What to work on | Copy every entry exactly.
══ Source records ══
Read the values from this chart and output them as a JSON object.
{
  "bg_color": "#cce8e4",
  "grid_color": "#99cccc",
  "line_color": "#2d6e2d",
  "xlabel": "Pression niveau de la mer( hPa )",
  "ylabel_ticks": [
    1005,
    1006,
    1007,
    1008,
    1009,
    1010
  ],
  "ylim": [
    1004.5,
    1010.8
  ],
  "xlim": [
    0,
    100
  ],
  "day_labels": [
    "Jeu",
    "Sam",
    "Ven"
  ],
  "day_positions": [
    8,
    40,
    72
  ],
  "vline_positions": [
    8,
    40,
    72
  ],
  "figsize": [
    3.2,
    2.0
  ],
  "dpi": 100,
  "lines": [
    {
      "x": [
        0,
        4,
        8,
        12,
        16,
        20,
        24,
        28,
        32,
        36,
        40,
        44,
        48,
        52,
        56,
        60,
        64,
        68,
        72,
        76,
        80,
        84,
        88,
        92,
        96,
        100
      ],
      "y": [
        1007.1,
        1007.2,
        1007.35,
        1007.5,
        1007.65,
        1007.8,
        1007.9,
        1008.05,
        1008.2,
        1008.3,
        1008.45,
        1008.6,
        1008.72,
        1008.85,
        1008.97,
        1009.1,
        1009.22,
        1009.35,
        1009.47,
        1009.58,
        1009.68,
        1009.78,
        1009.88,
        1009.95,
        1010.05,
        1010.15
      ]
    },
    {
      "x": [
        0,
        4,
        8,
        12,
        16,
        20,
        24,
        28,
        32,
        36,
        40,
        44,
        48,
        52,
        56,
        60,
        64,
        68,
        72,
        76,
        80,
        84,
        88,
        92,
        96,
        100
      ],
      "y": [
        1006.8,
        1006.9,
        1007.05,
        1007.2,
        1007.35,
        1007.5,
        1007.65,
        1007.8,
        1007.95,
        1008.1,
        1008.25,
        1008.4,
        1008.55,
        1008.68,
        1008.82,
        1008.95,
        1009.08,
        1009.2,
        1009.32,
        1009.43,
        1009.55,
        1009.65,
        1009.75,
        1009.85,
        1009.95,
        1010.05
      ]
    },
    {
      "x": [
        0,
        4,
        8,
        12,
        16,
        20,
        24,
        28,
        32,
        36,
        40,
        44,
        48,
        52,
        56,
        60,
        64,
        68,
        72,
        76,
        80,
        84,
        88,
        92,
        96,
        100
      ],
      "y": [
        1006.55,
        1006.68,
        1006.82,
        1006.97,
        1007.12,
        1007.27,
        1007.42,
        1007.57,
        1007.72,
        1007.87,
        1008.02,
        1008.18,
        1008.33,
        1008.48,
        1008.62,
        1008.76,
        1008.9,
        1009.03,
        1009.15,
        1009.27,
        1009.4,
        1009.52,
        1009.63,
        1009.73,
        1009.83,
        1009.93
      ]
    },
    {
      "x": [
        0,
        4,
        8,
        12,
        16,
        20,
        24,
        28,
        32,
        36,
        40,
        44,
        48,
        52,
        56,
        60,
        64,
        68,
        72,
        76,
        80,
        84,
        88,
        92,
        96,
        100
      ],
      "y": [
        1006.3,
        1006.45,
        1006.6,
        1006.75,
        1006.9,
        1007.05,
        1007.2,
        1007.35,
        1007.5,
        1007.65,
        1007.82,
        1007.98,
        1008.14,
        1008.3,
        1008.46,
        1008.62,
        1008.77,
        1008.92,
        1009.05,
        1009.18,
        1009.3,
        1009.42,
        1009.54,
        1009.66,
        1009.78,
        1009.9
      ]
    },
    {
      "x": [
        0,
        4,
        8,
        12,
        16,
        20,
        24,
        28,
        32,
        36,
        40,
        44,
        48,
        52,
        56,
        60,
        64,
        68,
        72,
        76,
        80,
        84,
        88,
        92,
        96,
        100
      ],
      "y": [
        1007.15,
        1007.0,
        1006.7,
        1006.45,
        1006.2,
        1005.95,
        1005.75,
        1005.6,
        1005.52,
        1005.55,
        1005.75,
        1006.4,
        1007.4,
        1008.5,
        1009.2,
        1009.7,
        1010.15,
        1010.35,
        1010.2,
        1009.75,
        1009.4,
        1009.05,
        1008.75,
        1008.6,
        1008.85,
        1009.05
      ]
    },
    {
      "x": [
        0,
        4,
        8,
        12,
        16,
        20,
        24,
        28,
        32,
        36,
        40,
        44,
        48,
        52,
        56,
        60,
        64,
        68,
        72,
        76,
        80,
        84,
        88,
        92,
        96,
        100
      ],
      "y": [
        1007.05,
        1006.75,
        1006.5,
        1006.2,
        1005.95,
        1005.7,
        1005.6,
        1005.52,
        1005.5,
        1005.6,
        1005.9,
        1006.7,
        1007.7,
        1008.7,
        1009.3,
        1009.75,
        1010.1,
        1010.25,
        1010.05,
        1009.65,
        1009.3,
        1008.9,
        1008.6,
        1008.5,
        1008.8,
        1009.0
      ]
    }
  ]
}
═══
Expected answer |
Read the values from this chart and output them as a JSON object.
{
  "bg_color": "#cce8e4",
  "grid_color": "#99cccc",
  "line_color": "#2d6e2d",
  "xlabel": "Pression niveau de la mer( hPa )",
  "ylabel_ticks": [
    1005,
    1006,
    1007,
    1008,
    1009,
    1010
  ],
  "ylim": [
    1004.5,
    1010.8
  ],
  "xlim": [
    0,
    100
  ],
  "day_labels": [
    "Jeu",
    "Sam",
    "Ven"
  ],
  "day_positions": [
    8,
    40,
    72
  ],
  "vline_positions": [
    8,
    40,
    72
  ],
  "figsize": [
    3.2,
    2.0
  ],
  "dpi": 100,
  "lines": [
    {
      "x": [
        0,
        4,
        8,
        12,
        16,
        20,
        24,
        28,
        32,
        36,
        40,
        44,
        48,
        52,
        56,
        60,
        64,
        68,
        72,
        76,
        80,
        84,
        88,
        92,
        96,
        100
      ],
      "y": [
        1007.1,
        1007.2,
        1007.35,
        1007.5,
        1007.65,
        1007.8,
        1007.9,
        1008.05,
        1008.2,
        1008.3,
        1008.45,
        1008.6,
        1008.72,
        1008.85,
        1008.97,
        1009.1,
        1009.22,
        1009.35,
        1009.47,
        1009.58,
        1009.68,
        1009.78,
        1009.88,
        1009.95,
        1010.05,
        1010.15
      ]
    },
    {
      "x": [
        0,
        4,
        8,
        12,
        16,
        20,
        24,
        28,
        32,
        36,
        40,
        44,
        48,
        52,
        56,
        60,
        64,
        68,
        72,
        76,
        80,
        84,
        88,
        92,
        96,
        100
      ],
      "y": [
        1006.8,
        1006.9,
        1007.05,
        1007.2,
        1007.35,
        1007.5,
        1007.65,
        1007.8,
        1007.95,
        1008.1,
        1008.25,
        1008.4,
        1008.55,
        1008.68,
        1008.82,
        1008.95,
        1009.08,
        1009.2,
        1009.32,
        1009.43,
        1009.55,
        1009.65,
        1009.75,
        1009.85,
        1009.95,
        1010.05
      ]
    },
    {
      "x": [
        0,
        4,
        8,
        12,
        16,
        20,
        24,
        28,
        32,
        36,
        40,
        44,
        48,
        52,
        56,
        60,
        64,
        68,
        72,
        76,
        80,
        84,
        88,
        92,
        96,
        100
      ],
      "y": [
        1006.55,
        1006.68,
        1006.82,
        1006.97,
        1007.12,
        1007.27,
        1007.42,
        1007.57,
        1007.72,
        1007.87,
        1008.02,
        1008.18,
        1008.33,
        1008.48,
        1008.62,
        1008.76,
        1008.9,
        1009.03,
        1009.15,
        1009.27,
        1009.4,
        1009.52,
        1009.63,
        1009.73,
        1009.83,
        1009.93
      ]
    },
    {
      "x": [
        0,
        4,
        8,
        12,
        16,
        20,
        24,
        28,
        32,
        36,
        40,
        44,
        48,
        52,
        56,
        60,
        64,
        68,
        72,
        76,
        80,
        84,
        88,
        92,
        96,
        100
      ],
      "y": [
        1006.3,
        1006.45,
        1006.6,
        1006.75,
        1006.9,
        1007.05,
        1007.2,
        1007.35,
        1007.5,
        1007.65,
        1007.82,
        1007.98,
        1008.14,
        1008.3,
        1008.46,
        1008.62,
        1008.77,
        1008.92,
        1009.05,
        1009.18,
        1009.3,
        1009.42,
        1009.54,
        1009.66,
        1009.78,
        1009.9
      ]
    },
    {
      "x": [
        0,
        4,
        8,
        12,
        16,
        20,
        24,
        28,
        32,
        36,
        40,
        44,
        48,
        52,
        56,
        60,
        64,
        68,
        72,
        76,
        80,
        84,
        88,
        92,
        96,
        100
      ],
      "y": [
        1007.15,
        1007.0,
        1006.7,
        1006.45,
        1006.2,
        1005.95,
        1005.75,
        1005.6,
        1005.52,
        1005.55,
        1005.75,
        1006.4,
        1007.4,
        1008.5,
        1009.2,
        1009.7,
        1010.15,
        1010.35,
        1010.2,
        1009.75,
        1009.4,
        1009.05,
        1008.75,
        1008.6,
        1008.85,
        1009.05
      ]
    },
    {
      "x": [
        0,
        4,
        8,
        12,
        16,
        20,
        24,
        28,
        32,
        36,
        40,
        44,
        48,
        52,
        56,
        60,
        64,
        68,
        72,
        76,
        80,
        84,
        88,
        92,
        96,
        100
      ],
      "y": [
        1007.05,
        1006.75,
        1006.5,
        1006.2,
        1005.95,
        1005.7,
        1005.6,
        1005.52,
        1005.5,
        1005.6,
        1005.9,
        1006.7,
        1007.7,
        1008.7,
        1009.3,
        1009.75,
        1010.1,
        1010.25,
        1010.05,
        1009.65,
        1009.3,
        1008.9,
        1008.6,
        1008.5,
        1008.8,
        1009.0
      ]
    }
  ]
}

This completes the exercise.